── Data shown

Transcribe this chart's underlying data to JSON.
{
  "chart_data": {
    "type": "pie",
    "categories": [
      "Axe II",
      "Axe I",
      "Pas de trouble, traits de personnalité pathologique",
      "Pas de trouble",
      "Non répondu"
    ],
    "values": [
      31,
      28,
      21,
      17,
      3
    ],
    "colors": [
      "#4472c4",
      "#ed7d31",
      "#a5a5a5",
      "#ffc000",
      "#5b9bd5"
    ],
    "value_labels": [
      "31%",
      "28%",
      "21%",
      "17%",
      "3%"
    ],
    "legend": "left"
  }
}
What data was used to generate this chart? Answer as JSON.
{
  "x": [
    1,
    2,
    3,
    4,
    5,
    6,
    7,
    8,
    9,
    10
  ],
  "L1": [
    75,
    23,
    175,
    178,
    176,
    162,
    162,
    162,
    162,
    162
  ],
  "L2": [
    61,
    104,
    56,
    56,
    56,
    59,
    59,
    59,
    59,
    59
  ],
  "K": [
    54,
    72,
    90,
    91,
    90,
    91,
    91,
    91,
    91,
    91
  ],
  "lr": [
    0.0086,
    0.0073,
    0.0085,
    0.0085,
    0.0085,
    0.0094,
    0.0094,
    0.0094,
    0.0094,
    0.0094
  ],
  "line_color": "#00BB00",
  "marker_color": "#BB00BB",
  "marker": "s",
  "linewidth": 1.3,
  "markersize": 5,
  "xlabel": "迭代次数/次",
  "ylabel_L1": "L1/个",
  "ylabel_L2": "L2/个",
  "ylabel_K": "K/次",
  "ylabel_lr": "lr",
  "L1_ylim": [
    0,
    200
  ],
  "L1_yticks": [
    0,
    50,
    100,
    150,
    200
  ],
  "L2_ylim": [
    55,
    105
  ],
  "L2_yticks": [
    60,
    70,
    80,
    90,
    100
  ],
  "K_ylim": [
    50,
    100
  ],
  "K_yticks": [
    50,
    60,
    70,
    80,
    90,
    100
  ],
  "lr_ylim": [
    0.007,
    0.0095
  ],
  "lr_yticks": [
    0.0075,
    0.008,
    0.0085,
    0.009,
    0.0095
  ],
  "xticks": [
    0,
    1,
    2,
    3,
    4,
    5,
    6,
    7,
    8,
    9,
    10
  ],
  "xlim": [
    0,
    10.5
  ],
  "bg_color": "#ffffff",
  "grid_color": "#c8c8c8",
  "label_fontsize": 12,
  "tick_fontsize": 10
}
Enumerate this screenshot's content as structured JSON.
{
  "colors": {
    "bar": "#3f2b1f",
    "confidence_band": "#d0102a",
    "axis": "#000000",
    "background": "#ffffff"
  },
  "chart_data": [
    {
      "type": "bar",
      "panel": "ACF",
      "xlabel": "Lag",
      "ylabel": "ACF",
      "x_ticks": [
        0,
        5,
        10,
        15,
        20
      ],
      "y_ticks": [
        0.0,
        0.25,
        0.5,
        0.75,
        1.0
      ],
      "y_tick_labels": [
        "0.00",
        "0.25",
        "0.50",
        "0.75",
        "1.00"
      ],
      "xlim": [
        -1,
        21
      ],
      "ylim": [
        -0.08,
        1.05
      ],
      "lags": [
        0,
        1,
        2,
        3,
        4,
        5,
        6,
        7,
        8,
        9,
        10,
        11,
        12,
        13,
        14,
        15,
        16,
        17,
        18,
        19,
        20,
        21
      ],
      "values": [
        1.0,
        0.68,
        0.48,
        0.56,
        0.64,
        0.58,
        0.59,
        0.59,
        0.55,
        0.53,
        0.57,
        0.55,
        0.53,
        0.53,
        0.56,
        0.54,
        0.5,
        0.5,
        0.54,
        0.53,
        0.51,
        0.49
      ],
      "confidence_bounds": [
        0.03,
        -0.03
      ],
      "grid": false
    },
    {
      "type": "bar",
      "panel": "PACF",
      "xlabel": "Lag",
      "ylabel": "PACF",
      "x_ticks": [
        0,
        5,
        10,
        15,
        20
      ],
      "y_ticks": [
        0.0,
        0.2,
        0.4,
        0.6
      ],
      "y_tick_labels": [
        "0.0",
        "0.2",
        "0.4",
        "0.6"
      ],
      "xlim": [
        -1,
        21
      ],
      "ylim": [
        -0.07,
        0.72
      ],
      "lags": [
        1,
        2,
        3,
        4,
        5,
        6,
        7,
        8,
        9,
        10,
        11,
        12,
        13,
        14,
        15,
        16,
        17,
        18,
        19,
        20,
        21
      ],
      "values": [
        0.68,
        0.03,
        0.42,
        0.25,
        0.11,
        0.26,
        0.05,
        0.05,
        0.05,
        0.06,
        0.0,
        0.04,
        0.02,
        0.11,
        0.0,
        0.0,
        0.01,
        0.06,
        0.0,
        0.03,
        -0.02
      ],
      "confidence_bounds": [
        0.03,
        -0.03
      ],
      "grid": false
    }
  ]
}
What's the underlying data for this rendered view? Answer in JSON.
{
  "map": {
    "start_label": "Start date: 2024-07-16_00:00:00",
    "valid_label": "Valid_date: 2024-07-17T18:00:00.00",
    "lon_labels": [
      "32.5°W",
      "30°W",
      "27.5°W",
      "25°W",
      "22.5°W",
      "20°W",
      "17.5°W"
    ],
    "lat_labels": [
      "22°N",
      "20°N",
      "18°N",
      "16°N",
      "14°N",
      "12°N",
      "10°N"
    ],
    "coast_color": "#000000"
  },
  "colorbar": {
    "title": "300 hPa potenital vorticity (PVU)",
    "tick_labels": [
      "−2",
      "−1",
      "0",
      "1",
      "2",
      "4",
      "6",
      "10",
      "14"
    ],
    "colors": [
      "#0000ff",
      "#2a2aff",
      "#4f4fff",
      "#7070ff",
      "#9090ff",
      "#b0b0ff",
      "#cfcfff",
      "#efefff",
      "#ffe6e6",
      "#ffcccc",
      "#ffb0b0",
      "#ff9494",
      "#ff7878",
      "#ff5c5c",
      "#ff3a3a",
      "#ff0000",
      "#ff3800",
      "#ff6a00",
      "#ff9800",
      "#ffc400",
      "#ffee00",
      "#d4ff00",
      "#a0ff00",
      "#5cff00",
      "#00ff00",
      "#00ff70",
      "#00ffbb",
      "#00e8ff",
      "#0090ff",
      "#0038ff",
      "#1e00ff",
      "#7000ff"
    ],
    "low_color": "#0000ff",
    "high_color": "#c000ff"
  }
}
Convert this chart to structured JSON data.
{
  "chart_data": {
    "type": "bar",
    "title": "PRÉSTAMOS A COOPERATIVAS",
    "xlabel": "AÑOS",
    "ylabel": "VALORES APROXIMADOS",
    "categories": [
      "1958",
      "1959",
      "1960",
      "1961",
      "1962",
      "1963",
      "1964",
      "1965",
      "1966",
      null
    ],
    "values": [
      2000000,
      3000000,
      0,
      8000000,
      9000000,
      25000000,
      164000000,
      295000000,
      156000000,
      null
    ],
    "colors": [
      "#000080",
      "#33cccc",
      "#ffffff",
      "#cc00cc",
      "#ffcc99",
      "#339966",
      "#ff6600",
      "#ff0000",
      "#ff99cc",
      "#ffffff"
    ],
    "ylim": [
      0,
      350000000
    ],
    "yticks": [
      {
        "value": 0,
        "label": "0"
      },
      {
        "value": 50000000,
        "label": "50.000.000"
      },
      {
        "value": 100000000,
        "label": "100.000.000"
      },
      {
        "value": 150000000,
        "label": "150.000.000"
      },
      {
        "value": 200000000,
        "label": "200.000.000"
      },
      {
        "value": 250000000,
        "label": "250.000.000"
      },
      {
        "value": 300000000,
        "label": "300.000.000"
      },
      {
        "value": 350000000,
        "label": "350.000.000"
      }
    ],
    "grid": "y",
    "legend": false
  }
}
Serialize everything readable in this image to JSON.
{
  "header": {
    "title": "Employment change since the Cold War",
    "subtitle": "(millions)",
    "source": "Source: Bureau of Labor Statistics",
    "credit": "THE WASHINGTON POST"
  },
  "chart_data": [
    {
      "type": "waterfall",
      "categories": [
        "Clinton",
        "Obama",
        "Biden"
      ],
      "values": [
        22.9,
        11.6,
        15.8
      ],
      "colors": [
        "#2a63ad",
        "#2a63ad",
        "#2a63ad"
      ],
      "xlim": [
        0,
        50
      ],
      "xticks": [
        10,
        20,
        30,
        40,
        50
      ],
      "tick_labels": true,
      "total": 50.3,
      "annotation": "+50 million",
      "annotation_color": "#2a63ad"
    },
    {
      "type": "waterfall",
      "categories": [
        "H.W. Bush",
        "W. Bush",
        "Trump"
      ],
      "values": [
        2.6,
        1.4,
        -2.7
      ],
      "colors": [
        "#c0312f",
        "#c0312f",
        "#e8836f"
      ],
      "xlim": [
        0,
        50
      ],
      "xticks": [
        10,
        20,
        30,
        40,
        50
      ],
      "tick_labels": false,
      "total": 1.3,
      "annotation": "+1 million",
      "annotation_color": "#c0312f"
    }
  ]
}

────

*What is being asked*: Read the entries and pick out all lines that include the word "this".

*The reply*:
Transcribe this chart's underlying data to JSON.
What data was used to generate this chart? Answer as JSON.
Enumerate this screenshot's content as structured JSON.
What's the underlying data for this rendered view? Answer in JSON.
Convert this chart to structured JSON data.
Serialize everything readable in this image to JSON.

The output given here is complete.